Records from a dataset
======

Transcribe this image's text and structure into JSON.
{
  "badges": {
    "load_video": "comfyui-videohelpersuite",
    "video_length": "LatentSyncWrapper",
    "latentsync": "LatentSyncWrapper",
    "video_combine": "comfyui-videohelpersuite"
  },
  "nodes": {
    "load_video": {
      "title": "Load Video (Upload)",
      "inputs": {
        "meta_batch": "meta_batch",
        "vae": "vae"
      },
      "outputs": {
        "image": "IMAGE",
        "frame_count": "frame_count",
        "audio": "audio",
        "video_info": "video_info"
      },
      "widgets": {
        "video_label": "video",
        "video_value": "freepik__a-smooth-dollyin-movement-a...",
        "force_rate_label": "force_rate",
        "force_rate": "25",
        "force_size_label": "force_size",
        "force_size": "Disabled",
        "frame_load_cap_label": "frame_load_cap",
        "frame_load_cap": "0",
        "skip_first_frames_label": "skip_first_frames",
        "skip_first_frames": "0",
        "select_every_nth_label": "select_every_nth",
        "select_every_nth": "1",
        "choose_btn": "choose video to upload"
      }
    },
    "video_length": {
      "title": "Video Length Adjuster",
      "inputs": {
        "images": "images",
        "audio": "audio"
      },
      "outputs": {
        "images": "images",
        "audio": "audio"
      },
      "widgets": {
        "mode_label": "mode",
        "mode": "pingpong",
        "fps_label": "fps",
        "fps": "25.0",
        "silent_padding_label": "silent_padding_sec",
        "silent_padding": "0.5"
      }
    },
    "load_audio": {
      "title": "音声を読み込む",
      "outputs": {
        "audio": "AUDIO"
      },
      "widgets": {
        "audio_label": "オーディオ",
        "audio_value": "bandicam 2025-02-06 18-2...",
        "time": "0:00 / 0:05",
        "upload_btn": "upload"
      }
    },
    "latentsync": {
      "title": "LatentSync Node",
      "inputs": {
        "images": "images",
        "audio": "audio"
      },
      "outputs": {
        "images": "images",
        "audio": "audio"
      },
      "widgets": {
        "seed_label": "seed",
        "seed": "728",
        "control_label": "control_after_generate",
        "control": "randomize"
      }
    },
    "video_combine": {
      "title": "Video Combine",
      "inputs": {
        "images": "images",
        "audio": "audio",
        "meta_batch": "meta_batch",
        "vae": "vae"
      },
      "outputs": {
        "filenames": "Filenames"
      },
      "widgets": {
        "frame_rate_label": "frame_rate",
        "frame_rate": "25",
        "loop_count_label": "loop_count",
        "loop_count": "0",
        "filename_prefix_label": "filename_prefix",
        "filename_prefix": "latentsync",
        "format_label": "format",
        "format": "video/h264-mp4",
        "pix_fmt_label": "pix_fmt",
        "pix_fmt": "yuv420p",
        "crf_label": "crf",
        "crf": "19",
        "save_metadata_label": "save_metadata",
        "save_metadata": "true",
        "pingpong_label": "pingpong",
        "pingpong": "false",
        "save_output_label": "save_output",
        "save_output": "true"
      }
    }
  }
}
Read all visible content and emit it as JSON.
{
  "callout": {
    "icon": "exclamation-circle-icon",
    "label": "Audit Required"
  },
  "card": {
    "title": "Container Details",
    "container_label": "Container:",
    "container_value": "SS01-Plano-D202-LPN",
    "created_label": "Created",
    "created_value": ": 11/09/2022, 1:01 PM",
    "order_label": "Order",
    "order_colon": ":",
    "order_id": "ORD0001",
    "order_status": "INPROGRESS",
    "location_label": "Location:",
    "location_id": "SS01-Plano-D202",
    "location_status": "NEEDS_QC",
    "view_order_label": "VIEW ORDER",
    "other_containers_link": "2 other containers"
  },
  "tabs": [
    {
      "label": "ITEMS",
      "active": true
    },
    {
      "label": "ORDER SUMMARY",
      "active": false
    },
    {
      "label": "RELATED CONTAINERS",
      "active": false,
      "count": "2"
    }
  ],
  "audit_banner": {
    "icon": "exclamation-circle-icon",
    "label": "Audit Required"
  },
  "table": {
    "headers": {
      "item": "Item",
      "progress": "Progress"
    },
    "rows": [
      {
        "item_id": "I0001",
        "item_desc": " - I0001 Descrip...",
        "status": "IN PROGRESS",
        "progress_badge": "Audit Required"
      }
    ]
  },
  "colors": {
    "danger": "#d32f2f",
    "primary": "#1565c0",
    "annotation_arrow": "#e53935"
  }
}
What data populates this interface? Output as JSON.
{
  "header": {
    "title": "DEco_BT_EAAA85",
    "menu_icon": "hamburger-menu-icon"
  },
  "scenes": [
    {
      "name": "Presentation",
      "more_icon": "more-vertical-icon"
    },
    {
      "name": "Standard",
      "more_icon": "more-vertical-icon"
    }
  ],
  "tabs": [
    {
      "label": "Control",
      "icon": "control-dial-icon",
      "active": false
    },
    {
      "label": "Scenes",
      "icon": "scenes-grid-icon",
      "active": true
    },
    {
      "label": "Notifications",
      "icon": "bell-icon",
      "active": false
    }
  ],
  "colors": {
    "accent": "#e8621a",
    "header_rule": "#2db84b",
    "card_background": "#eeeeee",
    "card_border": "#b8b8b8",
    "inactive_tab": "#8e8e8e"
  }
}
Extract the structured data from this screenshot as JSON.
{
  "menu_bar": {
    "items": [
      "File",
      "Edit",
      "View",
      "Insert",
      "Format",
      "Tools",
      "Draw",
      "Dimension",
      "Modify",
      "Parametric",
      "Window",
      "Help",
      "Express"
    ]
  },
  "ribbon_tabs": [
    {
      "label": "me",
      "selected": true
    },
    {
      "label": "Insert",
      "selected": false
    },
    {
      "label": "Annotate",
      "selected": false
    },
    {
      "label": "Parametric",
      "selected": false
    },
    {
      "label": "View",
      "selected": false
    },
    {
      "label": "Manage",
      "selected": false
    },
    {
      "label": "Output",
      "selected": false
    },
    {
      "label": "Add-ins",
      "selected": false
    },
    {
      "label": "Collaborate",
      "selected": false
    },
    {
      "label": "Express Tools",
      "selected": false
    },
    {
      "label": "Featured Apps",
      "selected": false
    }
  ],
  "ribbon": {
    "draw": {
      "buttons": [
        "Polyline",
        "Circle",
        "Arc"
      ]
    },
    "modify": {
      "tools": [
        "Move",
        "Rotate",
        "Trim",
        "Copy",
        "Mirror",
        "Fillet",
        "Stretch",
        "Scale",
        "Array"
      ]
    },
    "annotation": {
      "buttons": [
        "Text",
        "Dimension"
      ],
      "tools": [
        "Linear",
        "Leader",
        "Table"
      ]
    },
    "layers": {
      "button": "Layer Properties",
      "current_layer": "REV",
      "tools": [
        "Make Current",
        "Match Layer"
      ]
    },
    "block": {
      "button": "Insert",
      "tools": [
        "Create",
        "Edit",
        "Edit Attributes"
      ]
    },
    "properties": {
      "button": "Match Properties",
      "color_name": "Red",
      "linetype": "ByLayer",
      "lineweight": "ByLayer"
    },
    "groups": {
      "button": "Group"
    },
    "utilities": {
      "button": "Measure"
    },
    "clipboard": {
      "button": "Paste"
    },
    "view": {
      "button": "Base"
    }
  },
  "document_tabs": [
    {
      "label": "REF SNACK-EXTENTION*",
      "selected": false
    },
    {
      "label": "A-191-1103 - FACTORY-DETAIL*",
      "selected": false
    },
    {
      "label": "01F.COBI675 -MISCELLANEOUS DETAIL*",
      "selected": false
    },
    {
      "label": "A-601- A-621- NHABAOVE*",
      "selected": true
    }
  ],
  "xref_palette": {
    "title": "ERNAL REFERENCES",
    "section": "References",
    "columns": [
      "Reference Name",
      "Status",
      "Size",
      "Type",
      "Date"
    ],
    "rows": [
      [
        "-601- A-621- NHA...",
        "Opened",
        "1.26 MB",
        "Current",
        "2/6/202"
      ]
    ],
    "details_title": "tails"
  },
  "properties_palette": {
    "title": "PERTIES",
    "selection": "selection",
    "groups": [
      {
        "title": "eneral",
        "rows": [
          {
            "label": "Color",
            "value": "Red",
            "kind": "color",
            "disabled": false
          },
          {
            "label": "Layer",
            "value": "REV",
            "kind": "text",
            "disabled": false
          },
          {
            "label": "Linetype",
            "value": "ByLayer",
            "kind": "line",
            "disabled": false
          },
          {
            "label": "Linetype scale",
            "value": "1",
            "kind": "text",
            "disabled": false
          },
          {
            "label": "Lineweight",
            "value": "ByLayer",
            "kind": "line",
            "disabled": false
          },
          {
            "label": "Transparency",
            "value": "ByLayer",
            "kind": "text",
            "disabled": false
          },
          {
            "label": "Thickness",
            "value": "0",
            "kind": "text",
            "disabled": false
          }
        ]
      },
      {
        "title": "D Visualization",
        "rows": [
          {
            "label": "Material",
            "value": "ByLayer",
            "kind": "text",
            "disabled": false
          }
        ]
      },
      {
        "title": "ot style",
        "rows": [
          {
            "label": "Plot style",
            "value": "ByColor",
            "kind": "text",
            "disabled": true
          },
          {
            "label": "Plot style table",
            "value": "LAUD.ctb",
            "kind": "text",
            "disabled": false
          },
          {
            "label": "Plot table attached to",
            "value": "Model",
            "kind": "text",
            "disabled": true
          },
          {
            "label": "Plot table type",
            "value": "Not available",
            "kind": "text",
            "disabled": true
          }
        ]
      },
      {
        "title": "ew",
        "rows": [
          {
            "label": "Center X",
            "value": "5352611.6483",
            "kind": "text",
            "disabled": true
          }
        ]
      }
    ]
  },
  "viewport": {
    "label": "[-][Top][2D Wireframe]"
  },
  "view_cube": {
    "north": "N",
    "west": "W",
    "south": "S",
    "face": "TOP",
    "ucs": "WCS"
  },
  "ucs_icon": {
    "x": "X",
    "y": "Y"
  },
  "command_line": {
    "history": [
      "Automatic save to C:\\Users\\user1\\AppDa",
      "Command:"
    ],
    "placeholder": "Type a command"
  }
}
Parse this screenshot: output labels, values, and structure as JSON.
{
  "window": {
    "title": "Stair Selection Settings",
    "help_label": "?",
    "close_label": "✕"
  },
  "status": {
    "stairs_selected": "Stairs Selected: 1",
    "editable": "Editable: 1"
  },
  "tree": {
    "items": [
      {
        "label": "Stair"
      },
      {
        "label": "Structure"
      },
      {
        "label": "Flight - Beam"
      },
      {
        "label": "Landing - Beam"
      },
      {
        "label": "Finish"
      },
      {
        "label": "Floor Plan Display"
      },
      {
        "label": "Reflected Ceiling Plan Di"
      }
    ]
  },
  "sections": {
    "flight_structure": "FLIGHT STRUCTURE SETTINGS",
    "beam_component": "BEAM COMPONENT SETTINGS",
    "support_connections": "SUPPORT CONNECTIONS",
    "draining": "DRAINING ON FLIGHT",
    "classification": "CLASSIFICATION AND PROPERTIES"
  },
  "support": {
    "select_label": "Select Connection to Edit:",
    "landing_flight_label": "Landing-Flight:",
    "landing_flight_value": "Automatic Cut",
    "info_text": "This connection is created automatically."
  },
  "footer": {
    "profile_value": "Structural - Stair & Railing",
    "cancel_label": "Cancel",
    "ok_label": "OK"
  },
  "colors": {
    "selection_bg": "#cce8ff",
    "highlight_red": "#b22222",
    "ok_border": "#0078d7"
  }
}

======

[Set task]: State how many lines of the entries above include the word "comfyui", offering no text other than the number.

[Output]: 2